### RECORDS
——————

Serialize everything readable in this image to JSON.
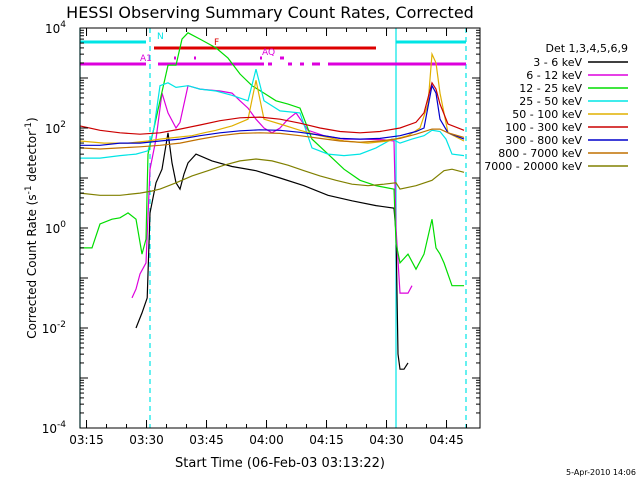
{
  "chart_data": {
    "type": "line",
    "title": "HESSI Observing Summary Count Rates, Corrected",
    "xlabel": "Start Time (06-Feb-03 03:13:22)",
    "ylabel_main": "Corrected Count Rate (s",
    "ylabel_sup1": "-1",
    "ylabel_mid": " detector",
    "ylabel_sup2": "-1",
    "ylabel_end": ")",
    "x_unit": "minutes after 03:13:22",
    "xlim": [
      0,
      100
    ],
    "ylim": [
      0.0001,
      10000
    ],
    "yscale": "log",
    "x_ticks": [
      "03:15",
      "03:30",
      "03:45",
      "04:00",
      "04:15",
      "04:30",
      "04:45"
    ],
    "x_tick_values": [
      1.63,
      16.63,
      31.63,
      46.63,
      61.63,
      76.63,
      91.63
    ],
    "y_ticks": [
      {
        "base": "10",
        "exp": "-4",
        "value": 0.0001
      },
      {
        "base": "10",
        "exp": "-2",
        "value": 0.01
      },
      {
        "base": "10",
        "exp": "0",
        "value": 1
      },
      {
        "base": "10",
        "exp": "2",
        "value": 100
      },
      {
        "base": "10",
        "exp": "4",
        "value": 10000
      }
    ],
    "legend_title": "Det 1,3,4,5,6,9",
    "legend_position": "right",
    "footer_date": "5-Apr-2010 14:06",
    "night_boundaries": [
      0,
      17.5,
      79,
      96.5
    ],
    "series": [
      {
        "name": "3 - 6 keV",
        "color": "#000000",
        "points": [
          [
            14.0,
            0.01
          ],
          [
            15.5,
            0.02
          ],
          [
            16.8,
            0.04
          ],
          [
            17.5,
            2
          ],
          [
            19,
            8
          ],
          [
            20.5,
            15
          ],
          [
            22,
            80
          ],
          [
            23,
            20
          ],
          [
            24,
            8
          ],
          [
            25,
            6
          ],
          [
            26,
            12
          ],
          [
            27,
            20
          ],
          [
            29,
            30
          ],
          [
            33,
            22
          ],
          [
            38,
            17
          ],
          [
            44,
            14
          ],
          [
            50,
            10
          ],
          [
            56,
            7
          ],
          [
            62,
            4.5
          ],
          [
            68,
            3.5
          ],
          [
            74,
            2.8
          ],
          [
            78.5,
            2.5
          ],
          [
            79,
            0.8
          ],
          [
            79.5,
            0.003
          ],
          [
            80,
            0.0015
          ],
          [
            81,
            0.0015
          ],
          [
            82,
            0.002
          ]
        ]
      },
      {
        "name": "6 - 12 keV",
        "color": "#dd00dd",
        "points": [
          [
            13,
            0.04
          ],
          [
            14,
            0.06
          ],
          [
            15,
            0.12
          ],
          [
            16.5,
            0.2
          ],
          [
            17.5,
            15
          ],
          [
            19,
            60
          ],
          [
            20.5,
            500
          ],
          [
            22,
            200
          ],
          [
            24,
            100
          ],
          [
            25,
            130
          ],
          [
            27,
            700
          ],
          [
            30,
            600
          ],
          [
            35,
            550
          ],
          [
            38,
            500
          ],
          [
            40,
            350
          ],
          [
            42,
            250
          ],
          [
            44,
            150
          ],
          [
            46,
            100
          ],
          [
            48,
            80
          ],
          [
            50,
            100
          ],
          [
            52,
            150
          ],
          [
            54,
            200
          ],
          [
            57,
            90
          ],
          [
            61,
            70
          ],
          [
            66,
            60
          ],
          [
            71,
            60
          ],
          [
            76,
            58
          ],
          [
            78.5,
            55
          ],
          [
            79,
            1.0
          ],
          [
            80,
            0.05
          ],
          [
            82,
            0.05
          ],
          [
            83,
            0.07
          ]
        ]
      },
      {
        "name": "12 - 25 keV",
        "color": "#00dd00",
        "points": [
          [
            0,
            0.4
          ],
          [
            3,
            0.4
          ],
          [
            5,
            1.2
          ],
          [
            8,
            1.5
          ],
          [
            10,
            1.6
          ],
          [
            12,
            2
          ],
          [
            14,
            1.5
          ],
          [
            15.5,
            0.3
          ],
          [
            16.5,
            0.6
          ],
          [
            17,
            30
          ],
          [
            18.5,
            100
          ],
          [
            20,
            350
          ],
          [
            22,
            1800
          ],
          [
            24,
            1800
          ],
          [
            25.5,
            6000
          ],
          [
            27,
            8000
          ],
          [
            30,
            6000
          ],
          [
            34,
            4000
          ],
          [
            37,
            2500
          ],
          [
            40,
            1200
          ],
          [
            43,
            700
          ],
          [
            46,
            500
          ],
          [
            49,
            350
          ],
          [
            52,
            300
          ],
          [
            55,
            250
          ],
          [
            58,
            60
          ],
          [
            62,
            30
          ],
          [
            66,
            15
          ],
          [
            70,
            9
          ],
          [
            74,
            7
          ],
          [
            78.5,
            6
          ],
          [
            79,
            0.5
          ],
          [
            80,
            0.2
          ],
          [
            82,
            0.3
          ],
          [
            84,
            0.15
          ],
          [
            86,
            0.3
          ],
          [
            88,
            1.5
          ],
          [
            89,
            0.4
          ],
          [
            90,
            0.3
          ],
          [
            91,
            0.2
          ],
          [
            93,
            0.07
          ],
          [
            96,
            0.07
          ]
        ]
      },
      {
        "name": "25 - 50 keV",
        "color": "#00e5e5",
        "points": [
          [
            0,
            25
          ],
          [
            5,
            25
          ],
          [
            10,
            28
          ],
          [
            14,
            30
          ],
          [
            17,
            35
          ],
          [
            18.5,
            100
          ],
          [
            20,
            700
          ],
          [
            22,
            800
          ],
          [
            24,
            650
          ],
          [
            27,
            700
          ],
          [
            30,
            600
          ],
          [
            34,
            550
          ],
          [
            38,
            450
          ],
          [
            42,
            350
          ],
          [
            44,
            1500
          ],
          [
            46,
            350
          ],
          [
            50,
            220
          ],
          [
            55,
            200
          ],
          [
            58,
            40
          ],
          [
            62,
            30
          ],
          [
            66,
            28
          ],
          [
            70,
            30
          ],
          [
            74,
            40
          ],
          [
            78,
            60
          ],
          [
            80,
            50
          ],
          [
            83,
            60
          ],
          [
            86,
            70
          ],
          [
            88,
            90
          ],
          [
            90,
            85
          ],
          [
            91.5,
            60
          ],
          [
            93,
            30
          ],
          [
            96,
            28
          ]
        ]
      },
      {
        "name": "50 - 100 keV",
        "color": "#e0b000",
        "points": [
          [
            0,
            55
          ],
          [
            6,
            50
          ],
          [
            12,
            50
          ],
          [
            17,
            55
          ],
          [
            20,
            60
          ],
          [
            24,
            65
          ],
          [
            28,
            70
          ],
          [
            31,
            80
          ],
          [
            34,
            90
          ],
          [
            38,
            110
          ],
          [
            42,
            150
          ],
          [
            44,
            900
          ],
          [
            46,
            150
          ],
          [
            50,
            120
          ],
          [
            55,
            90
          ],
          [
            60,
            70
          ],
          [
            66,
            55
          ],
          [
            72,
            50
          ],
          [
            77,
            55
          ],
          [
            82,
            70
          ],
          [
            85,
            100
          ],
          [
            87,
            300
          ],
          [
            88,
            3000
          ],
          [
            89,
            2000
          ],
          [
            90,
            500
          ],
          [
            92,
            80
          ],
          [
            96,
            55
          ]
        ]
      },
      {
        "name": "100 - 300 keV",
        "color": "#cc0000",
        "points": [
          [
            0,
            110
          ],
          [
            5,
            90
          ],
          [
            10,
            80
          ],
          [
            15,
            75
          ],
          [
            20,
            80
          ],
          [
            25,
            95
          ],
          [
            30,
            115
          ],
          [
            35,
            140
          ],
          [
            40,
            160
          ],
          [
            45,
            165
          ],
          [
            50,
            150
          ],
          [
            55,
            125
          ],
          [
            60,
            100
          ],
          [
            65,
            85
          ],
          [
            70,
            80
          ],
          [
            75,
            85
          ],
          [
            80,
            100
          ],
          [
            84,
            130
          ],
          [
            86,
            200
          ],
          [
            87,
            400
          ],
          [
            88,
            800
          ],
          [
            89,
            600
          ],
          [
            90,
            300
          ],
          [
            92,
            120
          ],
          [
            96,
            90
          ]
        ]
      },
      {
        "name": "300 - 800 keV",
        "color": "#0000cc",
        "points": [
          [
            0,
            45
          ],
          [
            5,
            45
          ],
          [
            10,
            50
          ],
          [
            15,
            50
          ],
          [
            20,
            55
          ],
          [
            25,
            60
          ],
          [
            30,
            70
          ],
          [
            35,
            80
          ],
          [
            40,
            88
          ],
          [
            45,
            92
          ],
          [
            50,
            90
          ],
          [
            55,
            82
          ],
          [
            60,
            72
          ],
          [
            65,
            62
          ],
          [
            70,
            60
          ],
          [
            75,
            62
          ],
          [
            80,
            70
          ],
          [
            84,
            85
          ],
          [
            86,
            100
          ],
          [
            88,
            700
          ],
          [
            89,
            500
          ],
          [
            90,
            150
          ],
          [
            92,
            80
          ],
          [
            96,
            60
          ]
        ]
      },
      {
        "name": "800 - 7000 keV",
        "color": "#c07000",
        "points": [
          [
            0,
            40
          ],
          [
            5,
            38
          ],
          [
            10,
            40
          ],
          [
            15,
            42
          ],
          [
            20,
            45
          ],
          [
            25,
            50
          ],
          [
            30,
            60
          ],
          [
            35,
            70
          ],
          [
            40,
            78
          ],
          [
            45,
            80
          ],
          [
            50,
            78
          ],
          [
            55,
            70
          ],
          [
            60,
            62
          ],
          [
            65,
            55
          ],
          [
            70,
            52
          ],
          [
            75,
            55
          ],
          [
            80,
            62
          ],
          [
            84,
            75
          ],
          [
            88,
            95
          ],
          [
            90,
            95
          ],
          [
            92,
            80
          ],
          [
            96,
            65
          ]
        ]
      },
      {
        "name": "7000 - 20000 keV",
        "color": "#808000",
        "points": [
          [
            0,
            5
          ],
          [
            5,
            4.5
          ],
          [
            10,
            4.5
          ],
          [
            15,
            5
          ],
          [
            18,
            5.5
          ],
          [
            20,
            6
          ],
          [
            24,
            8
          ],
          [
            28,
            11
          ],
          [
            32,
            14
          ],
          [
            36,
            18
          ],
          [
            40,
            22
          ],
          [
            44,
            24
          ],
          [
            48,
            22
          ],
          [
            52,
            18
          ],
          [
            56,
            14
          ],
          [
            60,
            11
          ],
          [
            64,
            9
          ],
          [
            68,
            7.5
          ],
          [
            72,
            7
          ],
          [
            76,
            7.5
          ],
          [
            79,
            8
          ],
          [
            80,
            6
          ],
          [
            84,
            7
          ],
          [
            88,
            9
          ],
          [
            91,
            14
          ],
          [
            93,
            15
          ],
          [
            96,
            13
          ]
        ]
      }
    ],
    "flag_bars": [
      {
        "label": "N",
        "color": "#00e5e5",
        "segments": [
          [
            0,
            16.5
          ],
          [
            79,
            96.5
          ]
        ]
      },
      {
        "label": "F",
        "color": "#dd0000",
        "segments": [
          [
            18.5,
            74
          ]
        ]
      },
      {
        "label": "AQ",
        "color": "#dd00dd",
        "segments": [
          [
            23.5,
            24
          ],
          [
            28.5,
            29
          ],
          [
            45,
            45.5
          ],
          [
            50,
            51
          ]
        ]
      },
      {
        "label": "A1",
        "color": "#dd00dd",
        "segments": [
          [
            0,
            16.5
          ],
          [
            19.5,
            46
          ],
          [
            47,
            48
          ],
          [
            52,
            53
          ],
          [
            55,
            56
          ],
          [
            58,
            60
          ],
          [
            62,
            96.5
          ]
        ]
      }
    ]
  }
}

——————

### TASK
Scan the records above and report how many lines include the word "name", without any other text.

### EXERCISE ANSWER
9